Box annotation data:
>>>

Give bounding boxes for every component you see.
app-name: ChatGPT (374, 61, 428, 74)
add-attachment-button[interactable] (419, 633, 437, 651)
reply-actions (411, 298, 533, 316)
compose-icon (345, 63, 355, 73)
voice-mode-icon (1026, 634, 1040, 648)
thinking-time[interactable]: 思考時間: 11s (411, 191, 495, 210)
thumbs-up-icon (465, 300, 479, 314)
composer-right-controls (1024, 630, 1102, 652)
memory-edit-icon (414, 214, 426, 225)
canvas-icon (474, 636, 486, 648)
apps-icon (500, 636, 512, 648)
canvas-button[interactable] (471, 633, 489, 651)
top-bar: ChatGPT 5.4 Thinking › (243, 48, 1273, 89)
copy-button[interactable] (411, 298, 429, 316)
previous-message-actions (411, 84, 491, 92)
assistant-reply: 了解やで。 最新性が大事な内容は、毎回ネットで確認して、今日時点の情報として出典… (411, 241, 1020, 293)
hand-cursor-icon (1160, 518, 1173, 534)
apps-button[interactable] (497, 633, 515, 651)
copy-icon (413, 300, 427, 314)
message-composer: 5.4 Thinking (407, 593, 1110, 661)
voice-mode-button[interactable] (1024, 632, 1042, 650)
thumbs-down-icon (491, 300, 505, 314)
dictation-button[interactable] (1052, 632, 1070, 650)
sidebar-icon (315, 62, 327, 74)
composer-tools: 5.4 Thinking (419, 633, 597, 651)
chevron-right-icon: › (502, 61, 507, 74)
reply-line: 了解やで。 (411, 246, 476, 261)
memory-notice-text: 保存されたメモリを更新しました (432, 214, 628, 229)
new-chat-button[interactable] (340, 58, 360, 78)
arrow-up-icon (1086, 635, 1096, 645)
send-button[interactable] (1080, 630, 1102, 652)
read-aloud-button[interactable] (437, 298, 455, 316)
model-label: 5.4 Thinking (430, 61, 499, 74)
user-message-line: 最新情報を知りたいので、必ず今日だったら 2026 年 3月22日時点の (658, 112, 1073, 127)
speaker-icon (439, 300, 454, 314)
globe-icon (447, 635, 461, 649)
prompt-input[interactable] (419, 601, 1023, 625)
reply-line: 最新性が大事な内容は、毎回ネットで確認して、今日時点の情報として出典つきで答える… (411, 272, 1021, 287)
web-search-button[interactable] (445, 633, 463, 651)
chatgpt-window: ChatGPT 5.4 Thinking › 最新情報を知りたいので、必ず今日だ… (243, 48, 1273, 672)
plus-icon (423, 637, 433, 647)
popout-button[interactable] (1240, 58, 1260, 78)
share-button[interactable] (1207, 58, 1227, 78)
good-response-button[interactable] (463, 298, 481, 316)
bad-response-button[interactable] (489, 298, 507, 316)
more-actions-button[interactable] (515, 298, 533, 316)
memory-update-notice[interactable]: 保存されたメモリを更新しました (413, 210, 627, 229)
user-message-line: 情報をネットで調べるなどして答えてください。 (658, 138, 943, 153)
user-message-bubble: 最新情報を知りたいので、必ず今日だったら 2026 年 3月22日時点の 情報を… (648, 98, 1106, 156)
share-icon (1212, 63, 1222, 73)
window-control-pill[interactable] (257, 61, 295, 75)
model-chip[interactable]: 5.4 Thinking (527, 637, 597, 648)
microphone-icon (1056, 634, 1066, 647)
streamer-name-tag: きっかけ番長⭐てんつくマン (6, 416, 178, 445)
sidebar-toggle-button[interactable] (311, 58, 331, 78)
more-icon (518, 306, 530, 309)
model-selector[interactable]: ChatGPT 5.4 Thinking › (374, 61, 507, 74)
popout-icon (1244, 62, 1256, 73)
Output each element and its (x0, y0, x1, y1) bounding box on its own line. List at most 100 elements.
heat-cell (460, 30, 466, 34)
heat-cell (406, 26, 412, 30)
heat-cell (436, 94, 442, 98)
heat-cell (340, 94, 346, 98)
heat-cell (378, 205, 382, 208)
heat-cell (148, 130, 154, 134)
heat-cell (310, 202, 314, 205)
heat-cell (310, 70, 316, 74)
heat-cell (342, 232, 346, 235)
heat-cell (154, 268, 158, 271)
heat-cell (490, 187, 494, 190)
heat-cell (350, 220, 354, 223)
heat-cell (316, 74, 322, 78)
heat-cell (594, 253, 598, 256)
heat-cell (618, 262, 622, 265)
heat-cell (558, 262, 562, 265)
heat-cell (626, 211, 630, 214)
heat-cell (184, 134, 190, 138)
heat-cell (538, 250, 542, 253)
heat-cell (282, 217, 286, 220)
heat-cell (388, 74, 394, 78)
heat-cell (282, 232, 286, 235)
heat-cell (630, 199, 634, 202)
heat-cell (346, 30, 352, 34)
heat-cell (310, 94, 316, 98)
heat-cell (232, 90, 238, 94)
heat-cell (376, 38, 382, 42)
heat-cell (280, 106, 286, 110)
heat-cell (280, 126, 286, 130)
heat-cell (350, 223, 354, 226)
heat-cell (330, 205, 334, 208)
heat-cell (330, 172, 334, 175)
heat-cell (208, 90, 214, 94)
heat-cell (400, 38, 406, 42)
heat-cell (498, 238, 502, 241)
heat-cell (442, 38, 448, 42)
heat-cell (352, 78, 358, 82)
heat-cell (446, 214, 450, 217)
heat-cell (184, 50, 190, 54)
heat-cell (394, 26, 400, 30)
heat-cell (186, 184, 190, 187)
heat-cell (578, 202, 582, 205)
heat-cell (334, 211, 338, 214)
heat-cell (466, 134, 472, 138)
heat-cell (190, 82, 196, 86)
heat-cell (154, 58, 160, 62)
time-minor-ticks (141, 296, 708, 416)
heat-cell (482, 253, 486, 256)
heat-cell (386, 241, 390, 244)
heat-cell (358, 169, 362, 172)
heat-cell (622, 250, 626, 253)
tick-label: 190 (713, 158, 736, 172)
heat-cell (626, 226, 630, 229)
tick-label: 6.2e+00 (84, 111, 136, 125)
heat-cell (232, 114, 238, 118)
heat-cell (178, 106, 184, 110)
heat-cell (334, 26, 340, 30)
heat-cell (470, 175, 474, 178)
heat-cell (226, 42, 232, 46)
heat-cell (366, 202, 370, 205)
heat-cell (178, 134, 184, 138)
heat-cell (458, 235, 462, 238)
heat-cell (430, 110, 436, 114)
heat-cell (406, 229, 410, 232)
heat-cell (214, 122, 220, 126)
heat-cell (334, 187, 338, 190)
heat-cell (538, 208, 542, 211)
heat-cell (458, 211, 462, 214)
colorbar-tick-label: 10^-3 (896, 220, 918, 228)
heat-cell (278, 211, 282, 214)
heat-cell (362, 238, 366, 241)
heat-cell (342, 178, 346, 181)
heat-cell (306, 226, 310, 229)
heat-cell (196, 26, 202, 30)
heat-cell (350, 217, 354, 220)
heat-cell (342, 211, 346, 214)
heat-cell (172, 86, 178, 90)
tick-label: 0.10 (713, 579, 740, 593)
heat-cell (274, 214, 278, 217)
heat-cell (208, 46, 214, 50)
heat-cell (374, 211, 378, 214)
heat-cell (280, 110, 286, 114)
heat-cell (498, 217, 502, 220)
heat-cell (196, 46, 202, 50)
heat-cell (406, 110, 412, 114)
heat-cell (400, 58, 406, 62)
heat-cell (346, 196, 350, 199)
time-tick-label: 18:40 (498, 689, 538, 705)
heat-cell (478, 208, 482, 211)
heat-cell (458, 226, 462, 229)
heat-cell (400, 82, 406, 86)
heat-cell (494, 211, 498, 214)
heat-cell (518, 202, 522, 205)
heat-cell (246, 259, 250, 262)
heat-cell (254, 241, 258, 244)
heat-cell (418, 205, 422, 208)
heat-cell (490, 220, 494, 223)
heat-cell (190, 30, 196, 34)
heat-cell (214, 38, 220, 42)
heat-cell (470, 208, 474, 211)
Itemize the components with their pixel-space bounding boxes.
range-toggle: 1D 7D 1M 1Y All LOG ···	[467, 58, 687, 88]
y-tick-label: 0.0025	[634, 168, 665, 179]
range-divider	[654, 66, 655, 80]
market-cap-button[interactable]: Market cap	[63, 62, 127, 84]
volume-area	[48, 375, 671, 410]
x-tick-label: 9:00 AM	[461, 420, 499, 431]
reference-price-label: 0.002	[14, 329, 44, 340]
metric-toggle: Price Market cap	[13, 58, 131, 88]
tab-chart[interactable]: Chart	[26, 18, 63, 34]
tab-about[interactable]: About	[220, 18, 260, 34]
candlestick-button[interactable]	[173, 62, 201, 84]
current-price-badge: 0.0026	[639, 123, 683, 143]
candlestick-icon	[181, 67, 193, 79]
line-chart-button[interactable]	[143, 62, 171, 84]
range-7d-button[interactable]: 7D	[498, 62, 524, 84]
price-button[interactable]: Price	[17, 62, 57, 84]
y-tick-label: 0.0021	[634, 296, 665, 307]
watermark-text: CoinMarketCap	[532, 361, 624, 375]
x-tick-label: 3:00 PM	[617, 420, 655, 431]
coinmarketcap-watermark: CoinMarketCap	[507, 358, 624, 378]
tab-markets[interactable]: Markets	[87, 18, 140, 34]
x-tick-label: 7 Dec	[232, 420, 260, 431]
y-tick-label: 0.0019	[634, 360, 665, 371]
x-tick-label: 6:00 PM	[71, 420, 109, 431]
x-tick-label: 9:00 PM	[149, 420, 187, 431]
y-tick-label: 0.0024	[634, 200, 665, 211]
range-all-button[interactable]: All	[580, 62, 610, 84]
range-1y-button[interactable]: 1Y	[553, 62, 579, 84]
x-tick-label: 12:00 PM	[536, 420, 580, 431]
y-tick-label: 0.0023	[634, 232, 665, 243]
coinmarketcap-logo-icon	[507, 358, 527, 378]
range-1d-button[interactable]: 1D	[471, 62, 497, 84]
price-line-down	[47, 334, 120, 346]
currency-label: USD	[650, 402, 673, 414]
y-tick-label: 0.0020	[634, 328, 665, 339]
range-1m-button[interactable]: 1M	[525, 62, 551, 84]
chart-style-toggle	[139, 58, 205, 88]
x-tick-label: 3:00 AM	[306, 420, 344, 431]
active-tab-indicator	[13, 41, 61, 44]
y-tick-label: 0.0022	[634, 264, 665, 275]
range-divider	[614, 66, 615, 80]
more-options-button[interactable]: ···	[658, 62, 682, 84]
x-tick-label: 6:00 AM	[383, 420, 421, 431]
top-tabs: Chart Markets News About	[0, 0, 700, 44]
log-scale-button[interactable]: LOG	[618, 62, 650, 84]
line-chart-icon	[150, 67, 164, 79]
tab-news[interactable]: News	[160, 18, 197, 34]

<<<

- _Short problem_
Write out the records line for line, from the first line through the line containing "memory-edit-icon (414, 214, 426, 225)", with that line included.

- _Solution to this problem_
Give bounding boxes for every component you see.
app-name: ChatGPT (374, 61, 428, 74)
add-attachment-button[interactable] (419, 633, 437, 651)
reply-actions (411, 298, 533, 316)
compose-icon (345, 63, 355, 73)
voice-mode-icon (1026, 634, 1040, 648)
thinking-time[interactable]: 思考時間: 11s (411, 191, 495, 210)
thumbs-up-icon (465, 300, 479, 314)
composer-right-controls (1024, 630, 1102, 652)
memory-edit-icon (414, 214, 426, 225)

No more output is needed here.